*** DATA RECORDS ***

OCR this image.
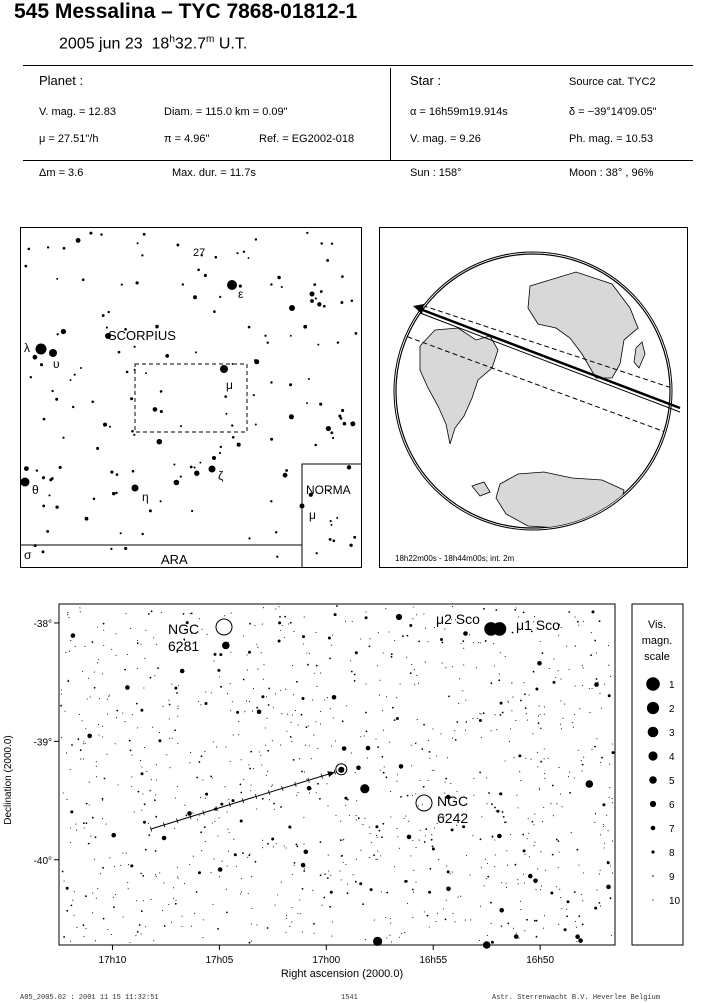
545 Messalina – TYC 7868-01812-1
2005 jun 23 18$^h$32.7$^m$ U.T.
Planet :
V. mag. = 12.83	Diam. = 115.0 km = 0.09"
μ = 27.51"/h	π = 4.96"	Ref. = EG2002-018
Δm = 3.6	Max. dur. = 11.7s
Star :	Source cat. TYC2
α = 16h59m19.914s	δ = −39°14'09.05"
V. mag. = 9.26	Ph. mag. = 10.53
Sun : 158°	Moon : 38° , 96%
27
ε
SCORPIUS
λ
υ
μ
ζ
θ	η	NORMA
μ
σ	ARA	18h22m00s - 18h44m00s; int. 2m
NGC
6281
NGC
6242
μ2 Sco	μ1 Sco
17h10	17h05	17h00	16h55	16h50
-38°
-39°
-40°
Right ascension (2000.0)
Declination (2000.0)
Vis.
magn.
scale
1
2
3
4
5
6
7
8
9
10
A05_2005.02 : 2001 11 15 11:32:51	1541	Astr. Sterrenwacht B.V. Heverlee Belgium
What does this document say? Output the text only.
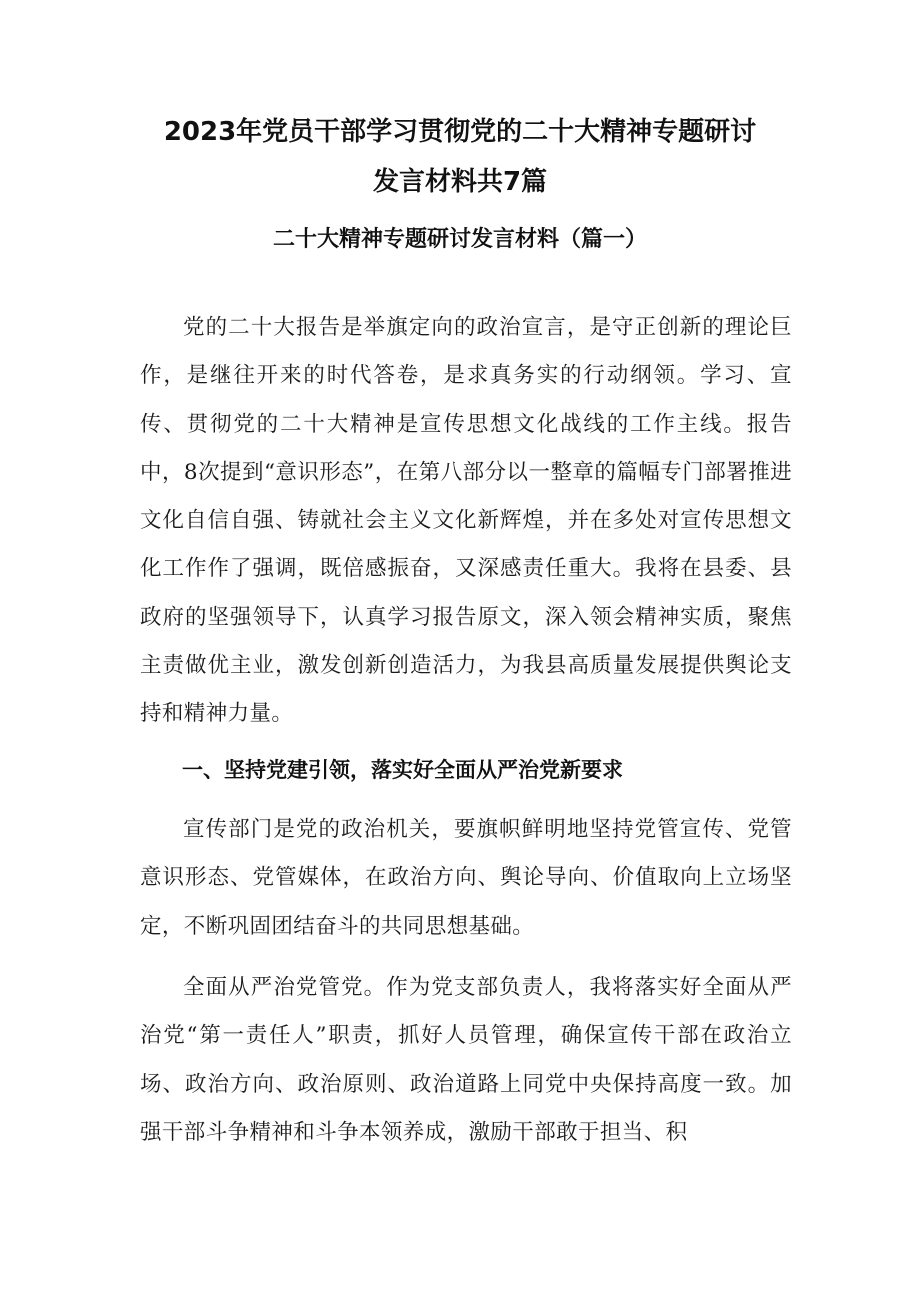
2023年党员干部学习贯彻党的二十大精神专题研讨
发言材料共7篇
二十大精神专题研讨发言材料（篇一）

党的二十大报告是举旗定向的政治宣言，是守正创新的理论巨作，是继往开来的时代答卷，是求真务实的行动纲领。学习、宣传、贯彻党的二十大精神是宣传思想文化战线的工作主线。报告中，8次提到“意识形态”，在第八部分以一整章的篇幅专门部署推进文化自信自强、铸就社会主义文化新辉煌，并在多处对宣传思想文化工作作了强调，既倍感振奋，又深感责任重大。我将在县委、县政府的坚强领导下，认真学习报告原文，深入领会精神实质，聚焦主责做优主业，激发创新创造活力，为我县高质量发展提供舆论支持和精神力量。

一、坚持党建引领，落实好全面从严治党新要求

宣传部门是党的政治机关，要旗帜鲜明地坚持党管宣传、党管意识形态、党管媒体，在政治方向、舆论导向、价值取向上立场坚定，不断巩固团结奋斗的共同思想基础。

全面从严治党管党。作为党支部负责人，我将落实好全面从严治党“第一责任人”职责，抓好人员管理，确保宣传干部在政治立场、政治方向、政治原则、政治道路上同党中央保持高度一致。加强干部斗争精神和斗争本领养成，激励干部敢于担当、积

***

THE EXERCISE = Leave the pictures out and write out every entry exactly as given.

EXERCISE RESULT =
OCR this image.
545 Messalina – TYC 7868-01812-1
2005 jun 23 18$^h$32.7$^m$ U.T.
Planet :
V. mag. = 12.83	Diam. = 115.0 km = 0.09"
μ = 27.51"/h	π = 4.96"	Ref. = EG2002-018
Δm = 3.6	Max. dur. = 11.7s
Star :	Source cat. TYC2
α = 16h59m19.914s	δ = −39°14'09.05"
V. mag. = 9.26	Ph. mag. = 10.53
Sun : 158°	Moon : 38° , 96%
27
ε
SCORPIUS
λ
υ
μ
ζ
θ	η	NORMA
μ
σ	ARA	18h22m00s - 18h44m00s; int. 2m
NGC
6281
NGC
6242
μ2 Sco	μ1 Sco
17h10	17h05	17h00	16h55	16h50
-38°
-39°
-40°
Right ascension (2000.0)
Declination (2000.0)
Vis.
magn.
scale
1
2
3
4
5
6
7
8
9
10
A05_2005.02 : 2001 11 15 11:32:51	1541	Astr. Sterrenwacht B.V. Heverlee Belgium
What does this document say? Output the text only.
2023年党员干部学习贯彻党的二十大精神专题研讨
发言材料共7篇
二十大精神专题研讨发言材料（篇一）

党的二十大报告是举旗定向的政治宣言，是守正创新的理论巨作，是继往开来的时代答卷，是求真务实的行动纲领。学习、宣传、贯彻党的二十大精神是宣传思想文化战线的工作主线。报告中，8次提到“意识形态”，在第八部分以一整章的篇幅专门部署推进文化自信自强、铸就社会主义文化新辉煌，并在多处对宣传思想文化工作作了强调，既倍感振奋，又深感责任重大。我将在县委、县政府的坚强领导下，认真学习报告原文，深入领会精神实质，聚焦主责做优主业，激发创新创造活力，为我县高质量发展提供舆论支持和精神力量。

一、坚持党建引领，落实好全面从严治党新要求

宣传部门是党的政治机关，要旗帜鲜明地坚持党管宣传、党管意识形态、党管媒体，在政治方向、舆论导向、价值取向上立场坚定，不断巩固团结奋斗的共同思想基础。

全面从严治党管党。作为党支部负责人，我将落实好全面从严治党“第一责任人”职责，抓好人员管理，确保宣传干部在政治立场、政治方向、政治原则、政治道路上同党中央保持高度一致。加强干部斗争精神和斗争本领养成，激励干部敢于担当、积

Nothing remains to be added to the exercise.